Will you transcribe the entries that follow, exactly and in full?

** START **

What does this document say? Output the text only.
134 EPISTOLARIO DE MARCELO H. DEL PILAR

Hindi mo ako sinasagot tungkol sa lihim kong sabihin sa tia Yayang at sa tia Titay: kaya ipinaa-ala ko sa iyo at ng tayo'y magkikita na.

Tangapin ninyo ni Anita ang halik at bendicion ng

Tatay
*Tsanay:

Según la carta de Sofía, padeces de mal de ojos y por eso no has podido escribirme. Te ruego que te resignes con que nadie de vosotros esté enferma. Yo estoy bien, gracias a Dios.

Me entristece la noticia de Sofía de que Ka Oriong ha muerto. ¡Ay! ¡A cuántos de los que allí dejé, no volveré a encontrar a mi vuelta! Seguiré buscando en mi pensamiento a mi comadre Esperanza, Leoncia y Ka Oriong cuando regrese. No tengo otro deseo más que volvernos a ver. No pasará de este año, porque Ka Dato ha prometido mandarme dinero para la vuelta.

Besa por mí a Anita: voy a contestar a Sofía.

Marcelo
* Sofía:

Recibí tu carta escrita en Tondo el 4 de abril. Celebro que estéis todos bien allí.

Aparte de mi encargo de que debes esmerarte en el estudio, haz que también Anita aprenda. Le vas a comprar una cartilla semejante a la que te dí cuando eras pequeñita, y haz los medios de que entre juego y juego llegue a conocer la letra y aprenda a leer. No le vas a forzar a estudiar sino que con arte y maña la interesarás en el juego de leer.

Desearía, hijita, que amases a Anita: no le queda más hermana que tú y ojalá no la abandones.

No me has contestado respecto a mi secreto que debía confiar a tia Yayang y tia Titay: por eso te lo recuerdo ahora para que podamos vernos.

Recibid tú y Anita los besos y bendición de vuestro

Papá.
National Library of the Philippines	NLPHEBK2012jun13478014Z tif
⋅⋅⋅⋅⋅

** END **

■ Correct answer ■
What does this document say? Output the text only.
134 EPISTOLARIO DE MARCELO H. DEL PILAR

Hindi mo ako sinasagot tungkol sa lihim kong sabihin sa tia Yayang at sa tia Titay: kaya ipinaa-ala ko sa iyo at ng tayo'y magkikita na.

Tangapin ninyo ni Anita ang halik at bendicion ng

Tatay
*Tsanay:

Según la carta de Sofía, padeces de mal de ojos y por eso no has podido escribirme. Te ruego que te resignes con que nadie de vosotros esté enferma. Yo estoy bien, gracias a Dios.

Me entristece la noticia de Sofía de que Ka Oriong ha muerto. ¡Ay! ¡A cuántos de los que allí dejé, no volveré a encontrar a mi vuelta! Seguiré buscando en mi pensamiento a mi comadre Esperanza, Leoncia y Ka Oriong cuando regrese. No tengo otro deseo más que volvernos a ver. No pasará de este año, porque Ka Dato ha prometido mandarme dinero para la vuelta.

Besa por mí a Anita: voy a contestar a Sofía.

Marcelo
* Sofía:

Recibí tu carta escrita en Tondo el 4 de abril. Celebro que estéis todos bien allí.

Aparte de mi encargo de que debes esmerarte en el estudio, haz que también Anita aprenda. Le vas a comprar una cartilla semejante a la que te dí cuando eras pequeñita, y haz los medios de que entre juego y juego llegue a conocer la letra y aprenda a leer. No le vas a forzar a estudiar sino que con arte y maña la interesarás en el juego de leer.

Desearía, hijita, que amases a Anita: no le queda más hermana que tú y ojalá no la abandones.

No me has contestado respecto a mi secreto que debía confiar a tia Yayang y tia Titay: por eso te lo recuerdo ahora para que podamos vernos.

Recibid tú y Anita los besos y bendición de vuestro

Papá.
National Library of the Philippines	NLPHEBK2012jun13478014Z tif
⋅⋅⋅⋅⋅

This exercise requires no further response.